— Task directions —
Word for word, restate every line of the material.

— Working data —
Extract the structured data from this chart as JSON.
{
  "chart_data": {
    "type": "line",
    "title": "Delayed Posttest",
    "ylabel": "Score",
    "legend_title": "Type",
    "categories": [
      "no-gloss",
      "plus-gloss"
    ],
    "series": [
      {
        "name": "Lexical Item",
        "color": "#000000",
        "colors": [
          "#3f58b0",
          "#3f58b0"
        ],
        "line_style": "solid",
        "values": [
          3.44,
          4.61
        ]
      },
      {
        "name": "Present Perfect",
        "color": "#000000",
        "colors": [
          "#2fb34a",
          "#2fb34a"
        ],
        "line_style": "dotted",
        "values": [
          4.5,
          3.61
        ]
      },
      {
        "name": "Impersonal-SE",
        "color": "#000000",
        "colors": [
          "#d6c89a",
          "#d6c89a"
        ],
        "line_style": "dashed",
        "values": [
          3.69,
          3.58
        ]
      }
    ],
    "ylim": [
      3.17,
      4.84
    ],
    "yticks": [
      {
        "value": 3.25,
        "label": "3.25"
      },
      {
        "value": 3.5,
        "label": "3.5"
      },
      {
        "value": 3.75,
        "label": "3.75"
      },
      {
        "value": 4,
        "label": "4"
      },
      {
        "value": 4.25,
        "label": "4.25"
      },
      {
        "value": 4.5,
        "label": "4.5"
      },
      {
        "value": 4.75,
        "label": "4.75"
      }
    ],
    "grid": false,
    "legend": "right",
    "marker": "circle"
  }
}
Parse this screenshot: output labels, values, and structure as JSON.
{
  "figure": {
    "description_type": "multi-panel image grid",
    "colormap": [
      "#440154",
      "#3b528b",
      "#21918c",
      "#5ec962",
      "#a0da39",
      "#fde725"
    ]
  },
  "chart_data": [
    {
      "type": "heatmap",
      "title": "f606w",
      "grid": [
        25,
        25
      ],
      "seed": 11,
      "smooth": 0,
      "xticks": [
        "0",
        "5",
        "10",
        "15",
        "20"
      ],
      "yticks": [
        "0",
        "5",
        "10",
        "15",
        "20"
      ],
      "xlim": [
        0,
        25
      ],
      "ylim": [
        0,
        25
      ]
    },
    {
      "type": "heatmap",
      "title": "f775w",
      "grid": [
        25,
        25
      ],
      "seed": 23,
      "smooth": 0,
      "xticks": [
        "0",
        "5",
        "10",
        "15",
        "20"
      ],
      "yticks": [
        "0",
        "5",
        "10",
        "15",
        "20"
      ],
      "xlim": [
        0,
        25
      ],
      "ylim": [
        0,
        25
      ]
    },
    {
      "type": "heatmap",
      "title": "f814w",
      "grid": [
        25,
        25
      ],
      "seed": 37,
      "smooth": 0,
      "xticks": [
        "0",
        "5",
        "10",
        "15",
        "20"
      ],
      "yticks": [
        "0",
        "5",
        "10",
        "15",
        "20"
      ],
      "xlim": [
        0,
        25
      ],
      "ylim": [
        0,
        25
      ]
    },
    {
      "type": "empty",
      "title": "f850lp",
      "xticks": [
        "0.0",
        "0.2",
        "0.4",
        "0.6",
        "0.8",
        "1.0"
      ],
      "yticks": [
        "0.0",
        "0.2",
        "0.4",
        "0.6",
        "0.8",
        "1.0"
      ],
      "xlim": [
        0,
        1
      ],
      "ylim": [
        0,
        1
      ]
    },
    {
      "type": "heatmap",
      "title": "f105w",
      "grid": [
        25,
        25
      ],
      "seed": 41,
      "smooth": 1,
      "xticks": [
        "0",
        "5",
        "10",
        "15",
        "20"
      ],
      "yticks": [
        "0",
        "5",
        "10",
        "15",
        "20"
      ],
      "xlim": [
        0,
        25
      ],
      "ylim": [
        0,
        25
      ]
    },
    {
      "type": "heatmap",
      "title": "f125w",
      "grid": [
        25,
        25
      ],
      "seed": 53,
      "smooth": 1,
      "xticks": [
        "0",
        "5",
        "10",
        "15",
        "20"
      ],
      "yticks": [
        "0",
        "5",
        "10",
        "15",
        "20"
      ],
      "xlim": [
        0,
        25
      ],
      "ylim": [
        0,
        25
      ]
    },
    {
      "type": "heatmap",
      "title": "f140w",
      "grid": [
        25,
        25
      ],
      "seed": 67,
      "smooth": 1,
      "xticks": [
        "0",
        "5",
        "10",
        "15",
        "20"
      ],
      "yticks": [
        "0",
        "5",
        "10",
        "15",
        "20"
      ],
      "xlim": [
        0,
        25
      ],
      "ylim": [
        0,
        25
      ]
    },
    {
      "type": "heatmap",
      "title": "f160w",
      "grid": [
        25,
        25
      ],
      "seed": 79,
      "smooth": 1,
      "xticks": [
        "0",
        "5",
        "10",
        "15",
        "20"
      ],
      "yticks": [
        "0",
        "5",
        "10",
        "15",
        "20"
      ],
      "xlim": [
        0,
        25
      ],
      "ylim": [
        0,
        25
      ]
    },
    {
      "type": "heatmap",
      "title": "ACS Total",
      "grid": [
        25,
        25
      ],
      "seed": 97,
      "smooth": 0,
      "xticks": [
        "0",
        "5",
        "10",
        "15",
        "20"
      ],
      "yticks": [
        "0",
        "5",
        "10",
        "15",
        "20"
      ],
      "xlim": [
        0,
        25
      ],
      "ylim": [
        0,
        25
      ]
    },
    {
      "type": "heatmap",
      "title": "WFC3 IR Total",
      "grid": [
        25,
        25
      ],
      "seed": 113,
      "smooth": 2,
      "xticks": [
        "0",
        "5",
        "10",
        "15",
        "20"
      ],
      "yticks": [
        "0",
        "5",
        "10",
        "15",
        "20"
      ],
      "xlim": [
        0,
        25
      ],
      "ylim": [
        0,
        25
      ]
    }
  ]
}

— Full answer —
Extract the structured data from this chart as JSON.
{
  "chart_data": {
    "type": "line",
    "title": "Delayed Posttest",
    "ylabel": "Score",
    "legend_title": "Type",
    "categories": [
      "no-gloss",
      "plus-gloss"
    ],
    "series": [
      {
        "name": "Lexical Item",
        "color": "#000000",
        "colors": [
          "#3f58b0",
          "#3f58b0"
        ],
        "line_style": "solid",
        "values": [
          3.44,
          4.61
        ]
      },
      {
        "name": "Present Perfect",
        "color": "#000000",
        "colors": [
          "#2fb34a",
          "#2fb34a"
        ],
        "line_style": "dotted",
        "values": [
          4.5,
          3.61
        ]
      },
      {
        "name": "Impersonal-SE",
        "color": "#000000",
        "colors": [
          "#d6c89a",
          "#d6c89a"
        ],
        "line_style": "dashed",
        "values": [
          3.69,
          3.58
        ]
      }
    ],
    "ylim": [
      3.17,
      4.84
    ],
    "yticks": [
      {
        "value": 3.25,
        "label": "3.25"
      },
      {
        "value": 3.5,
        "label": "3.5"
      },
      {
        "value": 3.75,
        "label": "3.75"
      },
      {
        "value": 4,
        "label": "4"
      },
      {
        "value": 4.25,
        "label": "4.25"
      },
      {
        "value": 4.5,
        "label": "4.5"
      },
      {
        "value": 4.75,
        "label": "4.75"
      }
    ],
    "grid": false,
    "legend": "right",
    "marker": "circle"
  }
}
Parse this screenshot: output labels, values, and structure as JSON.
{
  "figure": {
    "description_type": "multi-panel image grid",
    "colormap": [
      "#440154",
      "#3b528b",
      "#21918c",
      "#5ec962",
      "#a0da39",
      "#fde725"
    ]
  },
  "chart_data": [
    {
      "type": "heatmap",
      "title": "f606w",
      "grid": [
        25,
        25
      ],
      "seed": 11,
      "smooth": 0,
      "xticks": [
        "0",
        "5",
        "10",
        "15",
        "20"
      ],
      "yticks": [
        "0",
        "5",
        "10",
        "15",
        "20"
      ],
      "xlim": [
        0,
        25
      ],
      "ylim": [
        0,
        25
      ]
    },
    {
      "type": "heatmap",
      "title": "f775w",
      "grid": [
        25,
        25
      ],
      "seed": 23,
      "smooth": 0,
      "xticks": [
        "0",
        "5",
        "10",
        "15",
        "20"
      ],
      "yticks": [
        "0",
        "5",
        "10",
        "15",
        "20"
      ],
      "xlim": [
        0,
        25
      ],
      "ylim": [
        0,
        25
      ]
    },
    {
      "type": "heatmap",
      "title": "f814w",
      "grid": [
        25,
        25
      ],
      "seed": 37,
      "smooth": 0,
      "xticks": [
        "0",
        "5",
        "10",
        "15",
        "20"
      ],
      "yticks": [
        "0",
        "5",
        "10",
        "15",
        "20"
      ],
      "xlim": [
        0,
        25
      ],
      "ylim": [
        0,
        25
      ]
    },
    {
      "type": "empty",
      "title": "f850lp",
      "xticks": [
        "0.0",
        "0.2",
        "0.4",
        "0.6",
        "0.8",
        "1.0"
      ],
      "yticks": [
        "0.0",
        "0.2",
        "0.4",
        "0.6",
        "0.8",
        "1.0"
      ],
      "xlim": [
        0,
        1
      ],
      "ylim": [
        0,
        1
      ]
    },
    {
      "type": "heatmap",
      "title": "f105w",
      "grid": [
        25,
        25
      ],
      "seed": 41,
      "smooth": 1,
      "xticks": [
        "0",
        "5",
        "10",
        "15",
        "20"
      ],
      "yticks": [
        "0",
        "5",
        "10",
        "15",
        "20"
      ],
      "xlim": [
        0,
        25
      ],
      "ylim": [
        0,
        25
      ]
    },
    {
      "type": "heatmap",
      "title": "f125w",
      "grid": [
        25,
        25
      ],
      "seed": 53,
      "smooth": 1,
      "xticks": [
        "0",
        "5",
        "10",
        "15",
        "20"
      ],
      "yticks": [
        "0",
        "5",
        "10",
        "15",
        "20"
      ],
      "xlim": [
        0,
        25
      ],
      "ylim": [
        0,
        25
      ]
    },
    {
      "type": "heatmap",
      "title": "f140w",
      "grid": [
        25,
        25
      ],
      "seed": 67,
      "smooth": 1,
      "xticks": [
        "0",
        "5",
        "10",
        "15",
        "20"
      ],
      "yticks": [
        "0",
        "5",
        "10",
        "15",
        "20"
      ],
      "xlim": [
        0,
        25
      ],
      "ylim": [
        0,
        25
      ]
    },
    {
      "type": "heatmap",
      "title": "f160w",
      "grid": [
        25,
        25
      ],
      "seed": 79,
      "smooth": 1,
      "xticks": [
        "0",
        "5",
        "10",
        "15",
        "20"
      ],
      "yticks": [
        "0",
        "5",
        "10",
        "15",
        "20"
      ],
      "xlim": [
        0,
        25
      ],
      "ylim": [
        0,
        25
      ]
    },
    {
      "type": "heatmap",
      "title": "ACS Total",
      "grid": [
        25,
        25
      ],
      "seed": 97,
      "smooth": 0,
      "xticks": [
        "0",
        "5",
        "10",
        "15",
        "20"
      ],
      "yticks": [
        "0",
        "5",
        "10",
        "15",
        "20"
      ],
      "xlim": [
        0,
        25
      ],
      "ylim": [
        0,
        25
      ]
    },
    {
      "type": "heatmap",
      "title": "WFC3 IR Total",
      "grid": [
        25,
        25
      ],
      "seed": 113,
      "smooth": 2,
      "xticks": [
        "0",
        "5",
        "10",
        "15",
        "20"
      ],
      "yticks": [
        "0",
        "5",
        "10",
        "15",
        "20"
      ],
      "xlim": [
        0,
        25
      ],
      "ylim": [
        0,
        25
      ]
    }
  ]
}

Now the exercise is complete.